Required task: Each record is to be transcribed exactly.

— START Records supplied —

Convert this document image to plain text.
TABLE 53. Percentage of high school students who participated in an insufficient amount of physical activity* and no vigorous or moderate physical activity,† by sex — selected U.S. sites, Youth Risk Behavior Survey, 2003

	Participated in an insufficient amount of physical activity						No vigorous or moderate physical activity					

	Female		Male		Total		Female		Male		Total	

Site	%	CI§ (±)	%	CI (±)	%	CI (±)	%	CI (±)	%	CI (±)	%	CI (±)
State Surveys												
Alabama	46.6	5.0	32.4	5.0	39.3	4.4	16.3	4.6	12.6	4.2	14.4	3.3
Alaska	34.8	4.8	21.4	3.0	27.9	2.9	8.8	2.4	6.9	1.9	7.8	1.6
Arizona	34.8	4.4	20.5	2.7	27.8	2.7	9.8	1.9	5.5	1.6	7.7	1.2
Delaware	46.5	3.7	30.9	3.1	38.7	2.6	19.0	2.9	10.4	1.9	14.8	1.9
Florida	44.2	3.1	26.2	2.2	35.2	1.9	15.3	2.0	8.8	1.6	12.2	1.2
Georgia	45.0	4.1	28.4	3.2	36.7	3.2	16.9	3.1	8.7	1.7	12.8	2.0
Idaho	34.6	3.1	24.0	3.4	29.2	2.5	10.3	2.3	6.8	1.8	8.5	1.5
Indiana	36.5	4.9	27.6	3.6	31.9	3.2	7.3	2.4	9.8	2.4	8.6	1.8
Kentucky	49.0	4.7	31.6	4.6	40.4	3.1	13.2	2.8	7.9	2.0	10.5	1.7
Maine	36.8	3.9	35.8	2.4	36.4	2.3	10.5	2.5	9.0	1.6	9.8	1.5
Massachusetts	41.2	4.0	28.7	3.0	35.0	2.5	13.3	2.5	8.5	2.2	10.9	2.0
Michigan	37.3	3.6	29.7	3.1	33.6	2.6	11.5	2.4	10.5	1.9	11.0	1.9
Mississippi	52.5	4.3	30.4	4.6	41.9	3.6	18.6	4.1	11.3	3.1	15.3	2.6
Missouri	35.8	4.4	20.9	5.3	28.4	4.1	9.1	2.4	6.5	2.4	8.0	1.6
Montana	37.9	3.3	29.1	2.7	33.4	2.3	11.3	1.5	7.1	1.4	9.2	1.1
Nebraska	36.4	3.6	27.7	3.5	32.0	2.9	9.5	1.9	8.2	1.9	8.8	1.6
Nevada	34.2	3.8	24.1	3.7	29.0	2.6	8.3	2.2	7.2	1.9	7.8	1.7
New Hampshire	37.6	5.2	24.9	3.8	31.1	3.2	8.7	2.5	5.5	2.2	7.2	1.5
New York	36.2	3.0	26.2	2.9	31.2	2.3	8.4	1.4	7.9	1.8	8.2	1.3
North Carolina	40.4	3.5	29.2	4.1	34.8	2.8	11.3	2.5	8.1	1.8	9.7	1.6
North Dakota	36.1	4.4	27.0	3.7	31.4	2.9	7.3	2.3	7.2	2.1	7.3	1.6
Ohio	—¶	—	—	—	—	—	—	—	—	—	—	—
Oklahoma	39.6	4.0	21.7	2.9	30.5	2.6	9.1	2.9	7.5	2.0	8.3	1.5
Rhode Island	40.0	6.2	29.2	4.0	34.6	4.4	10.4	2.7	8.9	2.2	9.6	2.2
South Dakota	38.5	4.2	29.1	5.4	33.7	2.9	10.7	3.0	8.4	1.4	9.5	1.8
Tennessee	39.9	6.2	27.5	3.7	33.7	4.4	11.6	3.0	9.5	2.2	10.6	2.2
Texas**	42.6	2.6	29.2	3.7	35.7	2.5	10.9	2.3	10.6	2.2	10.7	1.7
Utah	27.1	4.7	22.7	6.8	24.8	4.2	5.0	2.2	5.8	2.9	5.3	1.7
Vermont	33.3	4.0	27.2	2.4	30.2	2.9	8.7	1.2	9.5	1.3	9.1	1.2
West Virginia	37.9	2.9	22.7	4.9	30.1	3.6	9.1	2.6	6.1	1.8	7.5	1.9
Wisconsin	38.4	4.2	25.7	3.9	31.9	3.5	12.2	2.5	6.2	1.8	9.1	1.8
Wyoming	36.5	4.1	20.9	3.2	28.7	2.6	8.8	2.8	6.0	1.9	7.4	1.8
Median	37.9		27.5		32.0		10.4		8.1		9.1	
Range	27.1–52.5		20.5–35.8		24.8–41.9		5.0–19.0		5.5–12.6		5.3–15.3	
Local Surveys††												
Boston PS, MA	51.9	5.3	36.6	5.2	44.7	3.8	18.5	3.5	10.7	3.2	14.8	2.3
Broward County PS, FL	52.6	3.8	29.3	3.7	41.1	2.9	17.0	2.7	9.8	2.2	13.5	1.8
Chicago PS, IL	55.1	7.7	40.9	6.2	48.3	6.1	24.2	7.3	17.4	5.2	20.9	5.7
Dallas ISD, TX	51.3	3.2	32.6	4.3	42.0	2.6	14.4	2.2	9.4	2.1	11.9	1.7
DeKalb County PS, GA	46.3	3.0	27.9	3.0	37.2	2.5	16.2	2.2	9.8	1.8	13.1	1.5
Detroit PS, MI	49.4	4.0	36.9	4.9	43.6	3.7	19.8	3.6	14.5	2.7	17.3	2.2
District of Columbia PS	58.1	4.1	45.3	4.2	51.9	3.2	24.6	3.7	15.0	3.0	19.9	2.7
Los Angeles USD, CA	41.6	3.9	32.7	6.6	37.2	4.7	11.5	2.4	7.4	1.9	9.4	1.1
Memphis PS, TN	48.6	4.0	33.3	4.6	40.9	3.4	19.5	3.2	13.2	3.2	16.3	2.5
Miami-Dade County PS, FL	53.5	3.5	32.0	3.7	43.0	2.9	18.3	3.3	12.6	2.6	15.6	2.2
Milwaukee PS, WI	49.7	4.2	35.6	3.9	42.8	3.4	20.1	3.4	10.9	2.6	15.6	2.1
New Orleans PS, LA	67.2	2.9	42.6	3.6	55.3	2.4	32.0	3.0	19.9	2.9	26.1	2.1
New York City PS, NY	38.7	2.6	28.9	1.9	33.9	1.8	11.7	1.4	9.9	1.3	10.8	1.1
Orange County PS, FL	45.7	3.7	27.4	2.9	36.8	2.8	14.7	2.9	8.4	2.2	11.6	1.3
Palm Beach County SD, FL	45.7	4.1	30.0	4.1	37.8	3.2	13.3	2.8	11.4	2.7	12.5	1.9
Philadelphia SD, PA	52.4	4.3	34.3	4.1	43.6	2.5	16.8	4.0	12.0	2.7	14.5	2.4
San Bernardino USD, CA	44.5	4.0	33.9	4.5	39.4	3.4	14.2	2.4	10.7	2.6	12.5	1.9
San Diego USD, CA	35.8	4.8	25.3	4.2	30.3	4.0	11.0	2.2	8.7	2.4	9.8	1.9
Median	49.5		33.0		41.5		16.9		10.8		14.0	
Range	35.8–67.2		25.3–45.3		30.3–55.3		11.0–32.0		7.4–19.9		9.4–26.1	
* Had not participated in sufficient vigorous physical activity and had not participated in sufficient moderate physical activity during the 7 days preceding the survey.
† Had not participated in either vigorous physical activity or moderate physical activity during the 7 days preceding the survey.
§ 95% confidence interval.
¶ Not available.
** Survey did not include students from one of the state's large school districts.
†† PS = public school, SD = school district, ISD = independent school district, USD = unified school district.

— END Records supplied —

Result for this exercise:
Convert this document image to plain text.
TABLE 53. Percentage of high school students who participated in an insufficient amount of physical activity* and no vigorous or moderate physical activity,† by sex — selected U.S. sites, Youth Risk Behavior Survey, 2003

	Participated in an insufficient amount of physical activity						No vigorous or moderate physical activity					

	Female		Male		Total		Female		Male		Total	

Site	%	CI§ (±)	%	CI (±)	%	CI (±)	%	CI (±)	%	CI (±)	%	CI (±)
State Surveys												
Alabama	46.6	5.0	32.4	5.0	39.3	4.4	16.3	4.6	12.6	4.2	14.4	3.3
Alaska	34.8	4.8	21.4	3.0	27.9	2.9	8.8	2.4	6.9	1.9	7.8	1.6
Arizona	34.8	4.4	20.5	2.7	27.8	2.7	9.8	1.9	5.5	1.6	7.7	1.2
Delaware	46.5	3.7	30.9	3.1	38.7	2.6	19.0	2.9	10.4	1.9	14.8	1.9
Florida	44.2	3.1	26.2	2.2	35.2	1.9	15.3	2.0	8.8	1.6	12.2	1.2
Georgia	45.0	4.1	28.4	3.2	36.7	3.2	16.9	3.1	8.7	1.7	12.8	2.0
Idaho	34.6	3.1	24.0	3.4	29.2	2.5	10.3	2.3	6.8	1.8	8.5	1.5
Indiana	36.5	4.9	27.6	3.6	31.9	3.2	7.3	2.4	9.8	2.4	8.6	1.8
Kentucky	49.0	4.7	31.6	4.6	40.4	3.1	13.2	2.8	7.9	2.0	10.5	1.7
Maine	36.8	3.9	35.8	2.4	36.4	2.3	10.5	2.5	9.0	1.6	9.8	1.5
Massachusetts	41.2	4.0	28.7	3.0	35.0	2.5	13.3	2.5	8.5	2.2	10.9	2.0
Michigan	37.3	3.6	29.7	3.1	33.6	2.6	11.5	2.4	10.5	1.9	11.0	1.9
Mississippi	52.5	4.3	30.4	4.6	41.9	3.6	18.6	4.1	11.3	3.1	15.3	2.6
Missouri	35.8	4.4	20.9	5.3	28.4	4.1	9.1	2.4	6.5	2.4	8.0	1.6
Montana	37.9	3.3	29.1	2.7	33.4	2.3	11.3	1.5	7.1	1.4	9.2	1.1
Nebraska	36.4	3.6	27.7	3.5	32.0	2.9	9.5	1.9	8.2	1.9	8.8	1.6
Nevada	34.2	3.8	24.1	3.7	29.0	2.6	8.3	2.2	7.2	1.9	7.8	1.7
New Hampshire	37.6	5.2	24.9	3.8	31.1	3.2	8.7	2.5	5.5	2.2	7.2	1.5
New York	36.2	3.0	26.2	2.9	31.2	2.3	8.4	1.4	7.9	1.8	8.2	1.3
North Carolina	40.4	3.5	29.2	4.1	34.8	2.8	11.3	2.5	8.1	1.8	9.7	1.6
North Dakota	36.1	4.4	27.0	3.7	31.4	2.9	7.3	2.3	7.2	2.1	7.3	1.6
Ohio	—¶	—	—	—	—	—	—	—	—	—	—	—
Oklahoma	39.6	4.0	21.7	2.9	30.5	2.6	9.1	2.9	7.5	2.0	8.3	1.5
Rhode Island	40.0	6.2	29.2	4.0	34.6	4.4	10.4	2.7	8.9	2.2	9.6	2.2
South Dakota	38.5	4.2	29.1	5.4	33.7	2.9	10.7	3.0	8.4	1.4	9.5	1.8
Tennessee	39.9	6.2	27.5	3.7	33.7	4.4	11.6	3.0	9.5	2.2	10.6	2.2
Texas**	42.6	2.6	29.2	3.7	35.7	2.5	10.9	2.3	10.6	2.2	10.7	1.7
Utah	27.1	4.7	22.7	6.8	24.8	4.2	5.0	2.2	5.8	2.9	5.3	1.7
Vermont	33.3	4.0	27.2	2.4	30.2	2.9	8.7	1.2	9.5	1.3	9.1	1.2
West Virginia	37.9	2.9	22.7	4.9	30.1	3.6	9.1	2.6	6.1	1.8	7.5	1.9
Wisconsin	38.4	4.2	25.7	3.9	31.9	3.5	12.2	2.5	6.2	1.8	9.1	1.8
Wyoming	36.5	4.1	20.9	3.2	28.7	2.6	8.8	2.8	6.0	1.9	7.4	1.8
Median	37.9		27.5		32.0		10.4		8.1		9.1	
Range	27.1–52.5		20.5–35.8		24.8–41.9		5.0–19.0		5.5–12.6		5.3–15.3	
Local Surveys††												
Boston PS, MA	51.9	5.3	36.6	5.2	44.7	3.8	18.5	3.5	10.7	3.2	14.8	2.3
Broward County PS, FL	52.6	3.8	29.3	3.7	41.1	2.9	17.0	2.7	9.8	2.2	13.5	1.8
Chicago PS, IL	55.1	7.7	40.9	6.2	48.3	6.1	24.2	7.3	17.4	5.2	20.9	5.7
Dallas ISD, TX	51.3	3.2	32.6	4.3	42.0	2.6	14.4	2.2	9.4	2.1	11.9	1.7
DeKalb County PS, GA	46.3	3.0	27.9	3.0	37.2	2.5	16.2	2.2	9.8	1.8	13.1	1.5
Detroit PS, MI	49.4	4.0	36.9	4.9	43.6	3.7	19.8	3.6	14.5	2.7	17.3	2.2
District of Columbia PS	58.1	4.1	45.3	4.2	51.9	3.2	24.6	3.7	15.0	3.0	19.9	2.7
Los Angeles USD, CA	41.6	3.9	32.7	6.6	37.2	4.7	11.5	2.4	7.4	1.9	9.4	1.1
Memphis PS, TN	48.6	4.0	33.3	4.6	40.9	3.4	19.5	3.2	13.2	3.2	16.3	2.5
Miami-Dade County PS, FL	53.5	3.5	32.0	3.7	43.0	2.9	18.3	3.3	12.6	2.6	15.6	2.2
Milwaukee PS, WI	49.7	4.2	35.6	3.9	42.8	3.4	20.1	3.4	10.9	2.6	15.6	2.1
New Orleans PS, LA	67.2	2.9	42.6	3.6	55.3	2.4	32.0	3.0	19.9	2.9	26.1	2.1
New York City PS, NY	38.7	2.6	28.9	1.9	33.9	1.8	11.7	1.4	9.9	1.3	10.8	1.1
Orange County PS, FL	45.7	3.7	27.4	2.9	36.8	2.8	14.7	2.9	8.4	2.2	11.6	1.3
Palm Beach County SD, FL	45.7	4.1	30.0	4.1	37.8	3.2	13.3	2.8	11.4	2.7	12.5	1.9
Philadelphia SD, PA	52.4	4.3	34.3	4.1	43.6	2.5	16.8	4.0	12.0	2.7	14.5	2.4
San Bernardino USD, CA	44.5	4.0	33.9	4.5	39.4	3.4	14.2	2.4	10.7	2.6	12.5	1.9
San Diego USD, CA	35.8	4.8	25.3	4.2	30.3	4.0	11.0	2.2	8.7	2.4	9.8	1.9
Median	49.5		33.0		41.5		16.9		10.8		14.0	
Range	35.8–67.2		25.3–45.3		30.3–55.3		11.0–32.0		7.4–19.9		9.4–26.1	
* Had not participated in sufficient vigorous physical activity and had not participated in sufficient moderate physical activity during the 7 days preceding the survey.
† Had not participated in either vigorous physical activity or moderate physical activity during the 7 days preceding the survey.
§ 95% confidence interval.
¶ Not available.
** Survey did not include students from one of the state's large school districts.
†† PS = public school, SD = school district, ISD = independent school district, USD = unified school district.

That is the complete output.